Текст страницы ->
Добавить в цитаты Настройки чтения

Страница 92 из 95



Первый роман Лимонова «Это я — Эдичка» строится таким образом, что у заглавного персонажа последовательно отнимаются по ходу повествования всяческие возможности установить связь с внешним объектом. Герой покидает Москву, куда некогда стремился попасть из провинции, и обосновывается в Нью-Йорке, но там жена уходит от него, а он сам оказывается выброшенным на дно американского общества. Эдичка отрекается от одного социального объекта (Москвы), не обретая взамен в Нью-Йорке новых общественно значимых ценностей и теряет при этом сексуальный объект. В дальнейшем мотивы утраченной собственности сменяются мотивами ошибочно выбранных объектов: Эдичка разочаровывается в любовницах, найденных им в Нью-Йорке, и не удовлетворен теми формами трудовой активности, которые выпадают на его долю. Объектная реализация либидо делается достижимой для Эдички лишь в случае гомосексуальной любви к таким же, как он сам, отверженным от общества, что нейтрализует сразу и половое и социальное отличие объекта от субъекта. Однако даже эти связи отмечаются как случайные и мимолетные. В конце текста герой так же одинок, как и во вступительной главе. Нарциссизм — один из вечных предметов изображения в мировой литературе[701]. В творчестве Лимонова нарциссизм становится свойством повествователя, который к тому же конституирован так, чтобы читатель идентифицировал его с реальным автором текста[702].

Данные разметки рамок
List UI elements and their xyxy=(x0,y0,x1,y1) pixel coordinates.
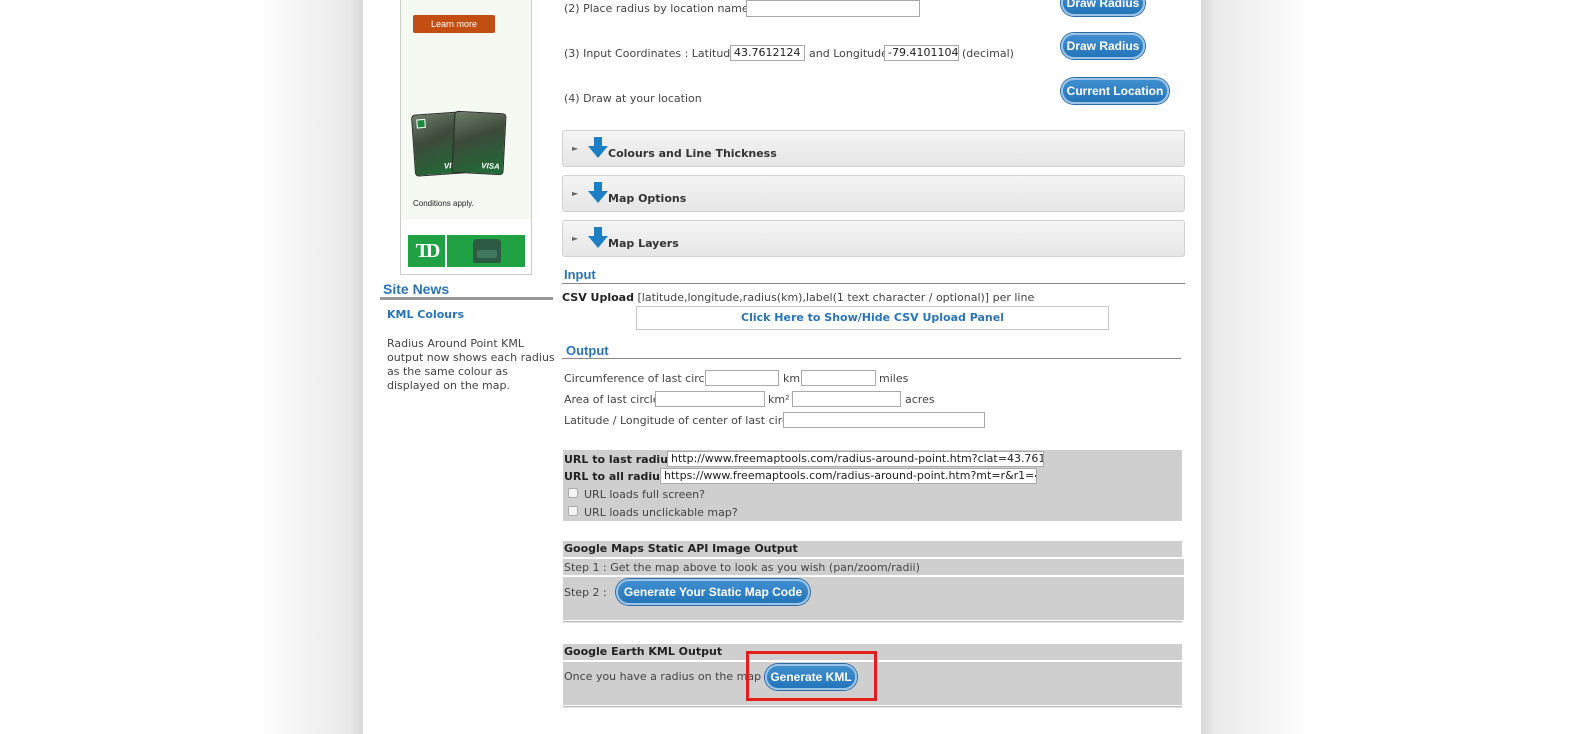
news-item-link[interactable]: KML Colours xyxy=(387,308,464,321)
latlng-center-field[interactable] xyxy=(783,412,985,428)
area-label: Area of last circle xyxy=(564,393,660,406)
url-all-radius-label: URL to all radius xyxy=(564,470,667,483)
csv-upload-label: CSV Upload xyxy=(562,291,634,304)
accordion-label: Map Options xyxy=(608,192,687,205)
armchair-image xyxy=(447,235,525,267)
output-section-divider xyxy=(562,358,1181,359)
expand-triangle-icon: ► xyxy=(572,144,579,153)
accordion-colours-line-thickness[interactable]: ► Colours and Line Thickness xyxy=(562,130,1185,167)
decimal-label: (decimal) xyxy=(962,47,1014,60)
credit-card-image: VISA xyxy=(451,110,507,176)
location-name-label: (2) Place radius by location name : xyxy=(564,2,756,15)
accordion-map-options[interactable]: ► Map Options xyxy=(562,175,1185,212)
csv-panel-toggle-button[interactable]: Click Here to Show/Hide CSV Upload Panel xyxy=(636,306,1109,330)
acres-unit-label: acres xyxy=(905,393,935,406)
csv-format-text: [latitude,longitude,radius(km),label(1 t… xyxy=(637,291,1035,304)
location-name-input[interactable] xyxy=(746,0,920,17)
expand-triangle-icon: ► xyxy=(572,234,579,243)
unclickable-map-label: URL loads unclickable map? xyxy=(584,506,738,519)
td-mini-logo-icon xyxy=(416,118,426,129)
latlng-center-label: Latitude / Longitude of center of last c… xyxy=(564,414,798,427)
site-news-title: Site News xyxy=(383,281,450,297)
full-screen-checkbox[interactable] xyxy=(568,488,578,498)
armchair-icon xyxy=(473,239,501,263)
draw-at-location-label: (4) Draw at your location xyxy=(564,92,702,105)
ad-learn-more-button[interactable]: Learn more xyxy=(413,15,495,33)
url-all-radius-field[interactable]: https://www.freemaptools.com/radius-arou… xyxy=(660,468,1037,484)
area-acres-field[interactable] xyxy=(792,391,901,407)
ad-footer: TD xyxy=(401,219,531,274)
down-arrow-icon xyxy=(588,227,608,248)
circumference-label: Circumference of last circle xyxy=(564,372,715,385)
input-section-title: Input xyxy=(564,267,596,282)
input-section-divider xyxy=(562,283,1185,284)
site-news-divider xyxy=(380,297,553,300)
section-divider xyxy=(563,621,1182,623)
unclickable-map-checkbox[interactable] xyxy=(568,506,578,516)
accordion-label: Colours and Line Thickness xyxy=(608,147,777,160)
down-arrow-icon xyxy=(588,182,608,203)
full-screen-label: URL loads full screen? xyxy=(584,488,705,501)
url-last-radius-field[interactable]: http://www.freemaptools.com/radius-aroun… xyxy=(667,451,1044,467)
generate-static-map-button[interactable]: Generate Your Static Map Code xyxy=(616,579,810,605)
highlight-box xyxy=(746,651,877,701)
area-km2-field[interactable] xyxy=(655,391,765,407)
td-logo: TD xyxy=(408,235,445,267)
accordion-label: Map Layers xyxy=(608,237,679,250)
circumference-miles-field[interactable] xyxy=(801,370,876,386)
accordion-map-layers[interactable]: ► Map Layers xyxy=(562,220,1185,257)
down-arrow-icon xyxy=(588,137,608,158)
ad-conditions-text: Conditions apply. xyxy=(413,199,474,208)
advertisement-banner[interactable]: Learn more VISA VISA Conditions apply. T… xyxy=(400,0,532,275)
longitude-input[interactable]: -79.4101104 xyxy=(884,45,959,61)
longitude-label: and Longitude xyxy=(809,47,888,60)
km2-unit-label: km² xyxy=(768,393,790,406)
page-shadow-right xyxy=(1201,0,1573,734)
csv-upload-line: CSV Upload [latitude,longitude,radius(km… xyxy=(562,291,1034,304)
expand-triangle-icon: ► xyxy=(572,189,579,198)
static-map-step2: Step 2 : xyxy=(564,586,607,599)
circumference-km-field[interactable] xyxy=(705,370,779,386)
section-divider xyxy=(563,706,1182,708)
static-map-step1: Step 1 : Get the map above to look as yo… xyxy=(564,561,920,574)
news-item-body: Radius Around Point KML output now shows… xyxy=(387,337,555,392)
latitude-input[interactable]: 43.7612124 xyxy=(730,45,805,61)
draw-radius-by-name-button[interactable]: Draw Radius xyxy=(1061,0,1145,16)
output-section-title: Output xyxy=(566,343,609,358)
coordinates-label: (3) Input Coordinates : Latitude xyxy=(564,47,738,60)
current-location-button[interactable]: Current Location xyxy=(1061,78,1169,104)
km-unit-label: km xyxy=(783,372,801,385)
visa-logo: VISA xyxy=(480,161,501,172)
url-last-radius-label: URL to last radius xyxy=(564,453,675,466)
static-map-title: Google Maps Static API Image Output xyxy=(564,542,798,555)
draw-radius-by-coordinates-button[interactable]: Draw Radius xyxy=(1061,33,1145,59)
miles-unit-label: miles xyxy=(879,372,909,385)
kml-label: Once you have a radius on the map : xyxy=(564,670,769,683)
kml-title: Google Earth KML Output xyxy=(564,645,723,658)
page-shadow-left xyxy=(0,0,363,734)
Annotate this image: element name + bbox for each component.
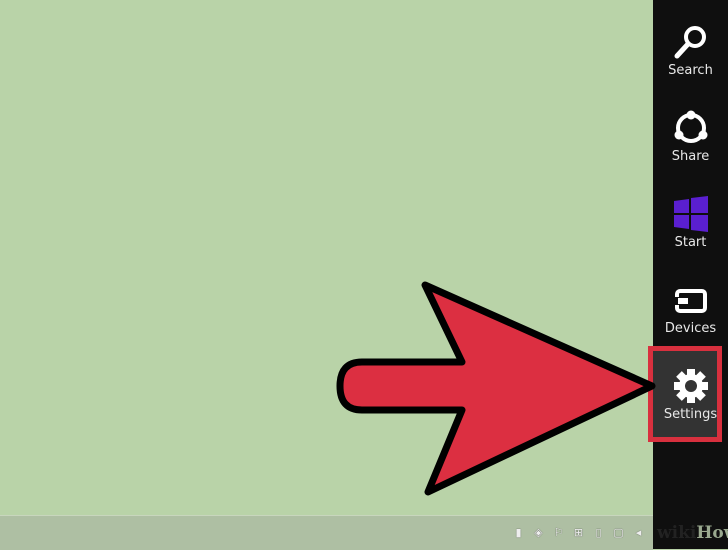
wikihow-watermark: wikiHow xyxy=(657,523,728,543)
pointer-arrow xyxy=(336,281,656,496)
watermark-how: How xyxy=(696,523,728,543)
watermark-wiki: wiki xyxy=(657,523,697,543)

Задание A -> В каком городе, согласно тексту о романе Лимонова «Это я — Эдичка», обосновывается герой после того, как покидает Москву?
Задание B -> Соответствуют ли тексту о романе Лимонова «Это я — Эдичка» следующие утверждения? (i) Герой уезжает в Нью-Йорк прямо из провинции, минуя Москву. (ii) К концу романа герой остается так же одинок, как в начале. (iii) Гомосексуальные связи Эдички показаны как прочные и длительные.
Задание C -> Напишите продолжение текста о романе Лимонова «Это я — Эдичка», начав сразу после его последнего предложения.

Ответ A -> В Нью-Йорке.

Ответ B ->
(i) Нет: «Герой покидает Москву, куда некогда стремился попасть из провинции, и обосновывается в Нью-Йорке».
(ii) Да: «В конце текста герой так же одинок, как и во вступительной главе».
(iii) Нет: «Однако даже эти связи отмечаются как случайные и мимолетные».

Ответ C ->
Погружение в себя и автоэротизм составляют неизменную характеристику Эдички на всем протяжении повествования: роман изобилует сценами, в которых герой занят самоанализом, самонаблюдением, воспоминаниями, мастурбацией, разглядыванием своих половых органов и т. п. Эдичка полностью автономен: он автодидакт, сам готовит себе пищу и шьет одежду. Ему не нужны подсобные предметы и орудия: он передвигается по Нью-Йорку только пешком, самостоятельно попадая в любую точку города.

Подобно часто наблюдаемым в психоаналитической практике индивидам-нарциссам, герой Лимонова ощущает омниопотенцию. Он осознает себя как «одного из лучших поэтов России»[703], испытывает океаническое чувство, полагая, что «страданья Эдички <…> больше <…> всего города Нью-Йорка» (68), верит в свои «чудовищные силы» (104). Иррелевантность объектов как таковых ставит субъекта на место мирового целого, делает его всеприсутствующим и всемогущим. Кризис нарцисса происходит тогда, когда эта подмена всего сущего единственным субъектом не подтверждается, когда субъект обнаруживает независимое от него бытие объектов. В критической ситуации мировое целое противостоит нарциссу, как оно уступает ему в идеале. Эдичка двойственен: одновременно с омниопотенцией он переживает беспомощность, коль скоро ему приходится соперничать со всем сущим[704] (он получает пособие по безработице; падает в обморок, когда его покидает жена; работая, внезапно обнаруживает, что его «физические силы имеют предел», 211):

Я был бессильно-сильный, я не хотел покориться несправедливым порядкам этого &lt;американского. — И.С.&gt; мира, как не покорился несправедливым порядкам мира советского.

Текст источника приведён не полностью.